Exercise directions: The data below should be restated word for word, with every picture omitted.

Data shown:
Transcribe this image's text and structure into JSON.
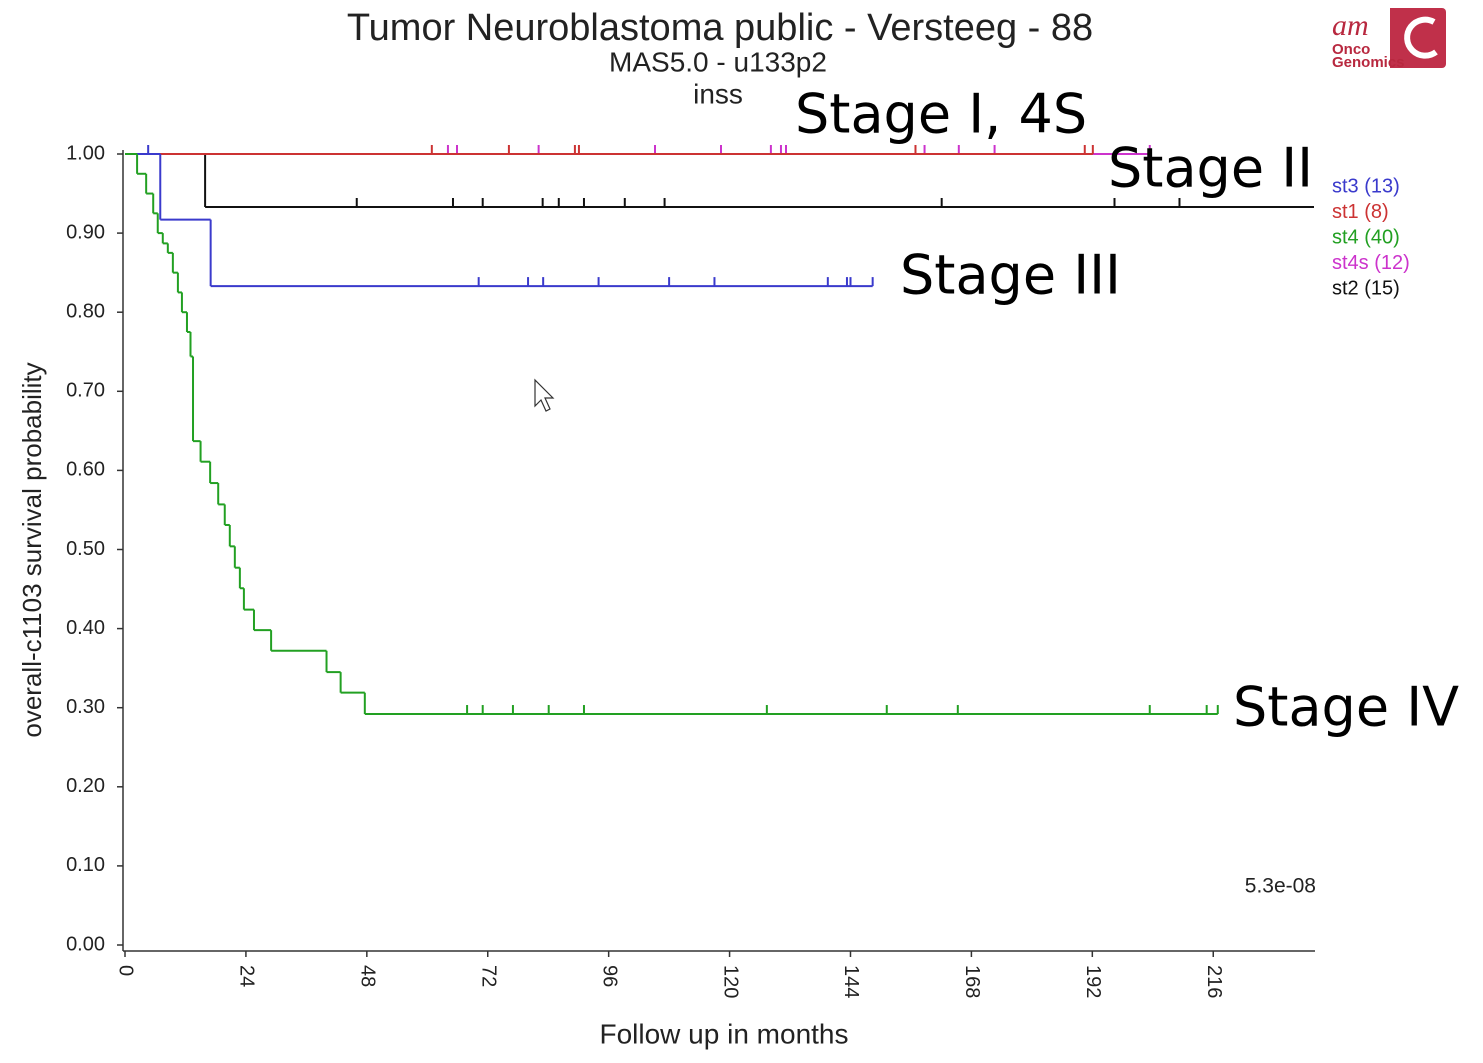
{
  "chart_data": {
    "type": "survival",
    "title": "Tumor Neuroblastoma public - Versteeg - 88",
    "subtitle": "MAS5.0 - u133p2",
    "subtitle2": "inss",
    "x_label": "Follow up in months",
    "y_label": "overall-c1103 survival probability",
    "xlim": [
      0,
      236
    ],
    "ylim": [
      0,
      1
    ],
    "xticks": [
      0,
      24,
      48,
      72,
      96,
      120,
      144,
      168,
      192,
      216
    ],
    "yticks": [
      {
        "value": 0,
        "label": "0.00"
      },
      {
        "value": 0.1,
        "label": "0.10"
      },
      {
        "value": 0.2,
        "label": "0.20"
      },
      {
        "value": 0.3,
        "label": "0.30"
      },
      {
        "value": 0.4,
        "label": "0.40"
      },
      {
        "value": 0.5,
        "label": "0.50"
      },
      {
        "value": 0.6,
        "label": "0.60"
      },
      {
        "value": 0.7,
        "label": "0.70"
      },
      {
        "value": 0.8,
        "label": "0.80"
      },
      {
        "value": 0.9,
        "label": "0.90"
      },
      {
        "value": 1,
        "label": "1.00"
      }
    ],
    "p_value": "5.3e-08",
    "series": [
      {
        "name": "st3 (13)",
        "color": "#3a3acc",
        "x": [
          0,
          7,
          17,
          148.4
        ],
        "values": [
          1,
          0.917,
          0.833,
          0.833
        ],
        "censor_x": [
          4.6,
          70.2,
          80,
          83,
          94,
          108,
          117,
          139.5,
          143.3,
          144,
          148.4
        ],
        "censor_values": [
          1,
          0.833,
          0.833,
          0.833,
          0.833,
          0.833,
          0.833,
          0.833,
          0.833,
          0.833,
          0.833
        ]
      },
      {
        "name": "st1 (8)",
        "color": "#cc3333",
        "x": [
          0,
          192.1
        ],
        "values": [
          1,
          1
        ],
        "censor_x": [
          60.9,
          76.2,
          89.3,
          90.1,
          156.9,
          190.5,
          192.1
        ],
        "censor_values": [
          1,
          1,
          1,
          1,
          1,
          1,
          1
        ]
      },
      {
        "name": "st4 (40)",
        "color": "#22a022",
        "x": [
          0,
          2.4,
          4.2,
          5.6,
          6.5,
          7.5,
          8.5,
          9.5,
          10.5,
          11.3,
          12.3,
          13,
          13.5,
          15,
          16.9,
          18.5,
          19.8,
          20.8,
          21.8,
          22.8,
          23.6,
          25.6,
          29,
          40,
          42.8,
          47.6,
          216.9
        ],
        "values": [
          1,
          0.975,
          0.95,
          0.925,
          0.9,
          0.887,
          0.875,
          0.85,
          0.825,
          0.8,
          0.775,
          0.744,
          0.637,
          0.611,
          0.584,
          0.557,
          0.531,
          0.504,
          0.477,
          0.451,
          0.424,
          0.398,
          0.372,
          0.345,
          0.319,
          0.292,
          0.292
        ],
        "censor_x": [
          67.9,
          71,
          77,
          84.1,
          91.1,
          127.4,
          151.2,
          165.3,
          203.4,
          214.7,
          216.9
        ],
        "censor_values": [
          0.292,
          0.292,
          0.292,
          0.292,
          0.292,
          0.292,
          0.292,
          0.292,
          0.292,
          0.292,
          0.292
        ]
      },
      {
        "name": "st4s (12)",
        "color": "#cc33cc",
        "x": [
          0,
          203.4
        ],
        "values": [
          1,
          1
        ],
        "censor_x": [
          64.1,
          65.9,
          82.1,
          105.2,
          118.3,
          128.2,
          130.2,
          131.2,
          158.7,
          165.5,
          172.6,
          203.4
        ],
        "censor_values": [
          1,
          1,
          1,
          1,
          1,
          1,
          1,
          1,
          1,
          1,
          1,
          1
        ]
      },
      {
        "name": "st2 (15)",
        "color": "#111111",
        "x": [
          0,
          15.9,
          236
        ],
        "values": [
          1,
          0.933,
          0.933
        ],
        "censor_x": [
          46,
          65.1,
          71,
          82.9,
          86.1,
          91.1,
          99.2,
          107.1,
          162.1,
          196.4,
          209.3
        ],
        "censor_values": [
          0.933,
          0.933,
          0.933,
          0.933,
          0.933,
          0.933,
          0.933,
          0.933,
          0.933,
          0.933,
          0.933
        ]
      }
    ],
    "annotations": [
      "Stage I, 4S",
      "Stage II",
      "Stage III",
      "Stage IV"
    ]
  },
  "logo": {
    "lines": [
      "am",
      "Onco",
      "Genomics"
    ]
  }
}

Result of the task:
Transcribe this image's text and structure into JSON.
{
  "chart_data": {
    "type": "survival",
    "title": "Tumor Neuroblastoma public - Versteeg - 88",
    "subtitle": "MAS5.0 - u133p2",
    "subtitle2": "inss",
    "x_label": "Follow up in months",
    "y_label": "overall-c1103 survival probability",
    "xlim": [
      0,
      236
    ],
    "ylim": [
      0,
      1
    ],
    "xticks": [
      0,
      24,
      48,
      72,
      96,
      120,
      144,
      168,
      192,
      216
    ],
    "yticks": [
      {
        "value": 0,
        "label": "0.00"
      },
      {
        "value": 0.1,
        "label": "0.10"
      },
      {
        "value": 0.2,
        "label": "0.20"
      },
      {
        "value": 0.3,
        "label": "0.30"
      },
      {
        "value": 0.4,
        "label": "0.40"
      },
      {
        "value": 0.5,
        "label": "0.50"
      },
      {
        "value": 0.6,
        "label": "0.60"
      },
      {
        "value": 0.7,
        "label": "0.70"
      },
      {
        "value": 0.8,
        "label": "0.80"
      },
      {
        "value": 0.9,
        "label": "0.90"
      },
      {
        "value": 1,
        "label": "1.00"
      }
    ],
    "p_value": "5.3e-08",
    "series": [
      {
        "name": "st3 (13)",
        "color": "#3a3acc",
        "x": [
          0,
          7,
          17,
          148.4
        ],
        "values": [
          1,
          0.917,
          0.833,
          0.833
        ],
        "censor_x": [
          4.6,
          70.2,
          80,
          83,
          94,
          108,
          117,
          139.5,
          143.3,
          144,
          148.4
        ],
        "censor_values": [
          1,
          0.833,
          0.833,
          0.833,
          0.833,
          0.833,
          0.833,
          0.833,
          0.833,
          0.833,
          0.833
        ]
      },
      {
        "name": "st1 (8)",
        "color": "#cc3333",
        "x": [
          0,
          192.1
        ],
        "values": [
          1,
          1
        ],
        "censor_x": [
          60.9,
          76.2,
          89.3,
          90.1,
          156.9,
          190.5,
          192.1
        ],
        "censor_values": [
          1,
          1,
          1,
          1,
          1,
          1,
          1
        ]
      },
      {
        "name": "st4 (40)",
        "color": "#22a022",
        "x": [
          0,
          2.4,
          4.2,
          5.6,
          6.5,
          7.5,
          8.5,
          9.5,
          10.5,
          11.3,
          12.3,
          13,
          13.5,
          15,
          16.9,
          18.5,
          19.8,
          20.8,
          21.8,
          22.8,
          23.6,
          25.6,
          29,
          40,
          42.8,
          47.6,
          216.9
        ],
        "values": [
          1,
          0.975,
          0.95,
          0.925,
          0.9,
          0.887,
          0.875,
          0.85,
          0.825,
          0.8,
          0.775,
          0.744,
          0.637,
          0.611,
          0.584,
          0.557,
          0.531,
          0.504,
          0.477,
          0.451,
          0.424,
          0.398,
          0.372,
          0.345,
          0.319,
          0.292,
          0.292
        ],
        "censor_x": [
          67.9,
          71,
          77,
          84.1,
          91.1,
          127.4,
          151.2,
          165.3,
          203.4,
          214.7,
          216.9
        ],
        "censor_values": [
          0.292,
          0.292,
          0.292,
          0.292,
          0.292,
          0.292,
          0.292,
          0.292,
          0.292,
          0.292,
          0.292
        ]
      },
      {
        "name": "st4s (12)",
        "color": "#cc33cc",
        "x": [
          0,
          203.4
        ],
        "values": [
          1,
          1
        ],
        "censor_x": [
          64.1,
          65.9,
          82.1,
          105.2,
          118.3,
          128.2,
          130.2,
          131.2,
          158.7,
          165.5,
          172.6,
          203.4
        ],
        "censor_values": [
          1,
          1,
          1,
          1,
          1,
          1,
          1,
          1,
          1,
          1,
          1,
          1
        ]
      },
      {
        "name": "st2 (15)",
        "color": "#111111",
        "x": [
          0,
          15.9,
          236
        ],
        "values": [
          1,
          0.933,
          0.933
        ],
        "censor_x": [
          46,
          65.1,
          71,
          82.9,
          86.1,
          91.1,
          99.2,
          107.1,
          162.1,
          196.4,
          209.3
        ],
        "censor_values": [
          0.933,
          0.933,
          0.933,
          0.933,
          0.933,
          0.933,
          0.933,
          0.933,
          0.933,
          0.933,
          0.933
        ]
      }
    ],
    "annotations": [
      "Stage I, 4S",
      "Stage II",
      "Stage III",
      "Stage IV"
    ]
  },
  "logo": {
    "lines": [
      "am",
      "Onco",
      "Genomics"
    ]
  }
}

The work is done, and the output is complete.